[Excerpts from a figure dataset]

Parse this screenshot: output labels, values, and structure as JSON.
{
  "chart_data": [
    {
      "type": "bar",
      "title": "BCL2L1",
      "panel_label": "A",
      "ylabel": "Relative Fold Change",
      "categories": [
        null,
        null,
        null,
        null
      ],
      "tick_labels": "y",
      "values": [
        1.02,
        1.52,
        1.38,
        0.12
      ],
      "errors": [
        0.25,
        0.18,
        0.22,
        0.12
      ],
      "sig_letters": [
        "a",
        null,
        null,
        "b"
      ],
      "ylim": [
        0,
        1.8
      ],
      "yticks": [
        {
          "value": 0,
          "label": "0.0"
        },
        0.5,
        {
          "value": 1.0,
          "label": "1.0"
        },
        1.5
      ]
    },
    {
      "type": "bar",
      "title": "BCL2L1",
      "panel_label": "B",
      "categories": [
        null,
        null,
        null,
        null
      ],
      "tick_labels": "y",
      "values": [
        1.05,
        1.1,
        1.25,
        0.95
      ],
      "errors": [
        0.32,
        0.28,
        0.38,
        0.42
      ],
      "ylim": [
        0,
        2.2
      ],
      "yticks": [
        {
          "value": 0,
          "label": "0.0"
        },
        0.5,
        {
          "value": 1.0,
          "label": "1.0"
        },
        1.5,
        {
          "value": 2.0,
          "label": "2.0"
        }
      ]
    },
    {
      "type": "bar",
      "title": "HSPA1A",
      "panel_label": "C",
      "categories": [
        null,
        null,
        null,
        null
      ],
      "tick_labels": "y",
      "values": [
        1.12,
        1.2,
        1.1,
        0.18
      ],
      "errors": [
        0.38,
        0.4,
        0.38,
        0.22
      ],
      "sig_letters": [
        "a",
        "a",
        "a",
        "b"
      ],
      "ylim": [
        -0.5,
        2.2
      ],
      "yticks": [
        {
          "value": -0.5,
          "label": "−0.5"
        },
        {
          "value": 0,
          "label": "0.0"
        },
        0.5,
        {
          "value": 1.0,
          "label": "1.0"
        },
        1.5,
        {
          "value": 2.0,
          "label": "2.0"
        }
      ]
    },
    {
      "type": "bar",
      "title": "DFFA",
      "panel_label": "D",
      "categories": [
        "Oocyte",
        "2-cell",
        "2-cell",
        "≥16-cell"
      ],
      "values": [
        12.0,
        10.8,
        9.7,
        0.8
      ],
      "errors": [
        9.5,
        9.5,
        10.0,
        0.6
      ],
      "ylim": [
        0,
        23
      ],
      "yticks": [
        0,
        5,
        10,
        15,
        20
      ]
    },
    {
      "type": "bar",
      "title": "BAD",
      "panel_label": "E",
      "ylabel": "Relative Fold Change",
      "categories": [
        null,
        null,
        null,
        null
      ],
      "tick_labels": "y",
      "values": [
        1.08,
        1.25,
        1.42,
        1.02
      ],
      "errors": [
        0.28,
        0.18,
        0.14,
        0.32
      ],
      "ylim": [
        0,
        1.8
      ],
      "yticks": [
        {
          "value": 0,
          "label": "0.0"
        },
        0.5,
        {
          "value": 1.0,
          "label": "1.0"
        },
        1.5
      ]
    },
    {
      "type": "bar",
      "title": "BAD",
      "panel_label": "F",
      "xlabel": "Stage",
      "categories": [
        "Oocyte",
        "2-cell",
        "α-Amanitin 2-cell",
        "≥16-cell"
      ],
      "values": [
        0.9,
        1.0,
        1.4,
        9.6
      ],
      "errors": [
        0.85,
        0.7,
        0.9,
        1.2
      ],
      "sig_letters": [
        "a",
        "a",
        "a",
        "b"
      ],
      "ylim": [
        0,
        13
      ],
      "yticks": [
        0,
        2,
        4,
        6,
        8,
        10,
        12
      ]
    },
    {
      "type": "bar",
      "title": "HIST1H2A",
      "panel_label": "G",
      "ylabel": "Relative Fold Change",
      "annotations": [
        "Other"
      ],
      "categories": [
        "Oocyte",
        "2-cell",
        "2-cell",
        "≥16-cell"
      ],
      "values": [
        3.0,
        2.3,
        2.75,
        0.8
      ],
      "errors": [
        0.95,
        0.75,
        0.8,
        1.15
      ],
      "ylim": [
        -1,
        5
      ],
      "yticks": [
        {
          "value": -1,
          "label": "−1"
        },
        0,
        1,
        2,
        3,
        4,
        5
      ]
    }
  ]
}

■ **What is needed**: Write the material out exactly, with nothing left out.

■ **Exercise result**:
Parse this screenshot: output labels, values, and structure as JSON.
{
  "chart_data": [
    {
      "type": "bar",
      "title": "BCL2L1",
      "panel_label": "A",
      "ylabel": "Relative Fold Change",
      "categories": [
        null,
        null,
        null,
        null
      ],
      "tick_labels": "y",
      "values": [
        1.02,
        1.52,
        1.38,
        0.12
      ],
      "errors": [
        0.25,
        0.18,
        0.22,
        0.12
      ],
      "sig_letters": [
        "a",
        null,
        null,
        "b"
      ],
      "ylim": [
        0,
        1.8
      ],
      "yticks": [
        {
          "value": 0,
          "label": "0.0"
        },
        0.5,
        {
          "value": 1.0,
          "label": "1.0"
        },
        1.5
      ]
    },
    {
      "type": "bar",
      "title": "BCL2L1",
      "panel_label": "B",
      "categories": [
        null,
        null,
        null,
        null
      ],
      "tick_labels": "y",
      "values": [
        1.05,
        1.1,
        1.25,
        0.95
      ],
      "errors": [
        0.32,
        0.28,
        0.38,
        0.42
      ],
      "ylim": [
        0,
        2.2
      ],
      "yticks": [
        {
          "value": 0,
          "label": "0.0"
        },
        0.5,
        {
          "value": 1.0,
          "label": "1.0"
        },
        1.5,
        {
          "value": 2.0,
          "label": "2.0"
        }
      ]
    },
    {
      "type": "bar",
      "title": "HSPA1A",
      "panel_label": "C",
      "categories": [
        null,
        null,
        null,
        null
      ],
      "tick_labels": "y",
      "values": [
        1.12,
        1.2,
        1.1,
        0.18
      ],
      "errors": [
        0.38,
        0.4,
        0.38,
        0.22
      ],
      "sig_letters": [
        "a",
        "a",
        "a",
        "b"
      ],
      "ylim": [
        -0.5,
        2.2
      ],
      "yticks": [
        {
          "value": -0.5,
          "label": "−0.5"
        },
        {
          "value": 0,
          "label": "0.0"
        },
        0.5,
        {
          "value": 1.0,
          "label": "1.0"
        },
        1.5,
        {
          "value": 2.0,
          "label": "2.0"
        }
      ]
    },
    {
      "type": "bar",
      "title": "DFFA",
      "panel_label": "D",
      "categories": [
        "Oocyte",
        "2-cell",
        "2-cell",
        "≥16-cell"
      ],
      "values": [
        12.0,
        10.8,
        9.7,
        0.8
      ],
      "errors": [
        9.5,
        9.5,
        10.0,
        0.6
      ],
      "ylim": [
        0,
        23
      ],
      "yticks": [
        0,
        5,
        10,
        15,
        20
      ]
    },
    {
      "type": "bar",
      "title": "BAD",
      "panel_label": "E",
      "ylabel": "Relative Fold Change",
      "categories": [
        null,
        null,
        null,
        null
      ],
      "tick_labels": "y",
      "values": [
        1.08,
        1.25,
        1.42,
        1.02
      ],
      "errors": [
        0.28,
        0.18,
        0.14,
        0.32
      ],
      "ylim": [
        0,
        1.8
      ],
      "yticks": [
        {
          "value": 0,
          "label": "0.0"
        },
        0.5,
        {
          "value": 1.0,
          "label": "1.0"
        },
        1.5
      ]
    },
    {
      "type": "bar",
      "title": "BAD",
      "panel_label": "F",
      "xlabel": "Stage",
      "categories": [
        "Oocyte",
        "2-cell",
        "α-Amanitin 2-cell",
        "≥16-cell"
      ],
      "values": [
        0.9,
        1.0,
        1.4,
        9.6
      ],
      "errors": [
        0.85,
        0.7,
        0.9,
        1.2
      ],
      "sig_letters": [
        "a",
        "a",
        "a",
        "b"
      ],
      "ylim": [
        0,
        13
      ],
      "yticks": [
        0,
        2,
        4,
        6,
        8,
        10,
        12
      ]
    },
    {
      "type": "bar",
      "title": "HIST1H2A",
      "panel_label": "G",
      "ylabel": "Relative Fold Change",
      "annotations": [
        "Other"
      ],
      "categories": [
        "Oocyte",
        "2-cell",
        "2-cell",
        "≥16-cell"
      ],
      "values": [
        3.0,
        2.3,
        2.75,
        0.8
      ],
      "errors": [
        0.95,
        0.75,
        0.8,
        1.15
      ],
      "ylim": [
        -1,
        5
      ],
      "yticks": [
        {
          "value": -1,
          "label": "−1"
        },
        0,
        1,
        2,
        3,
        4,
        5
      ]
    }
  ]
}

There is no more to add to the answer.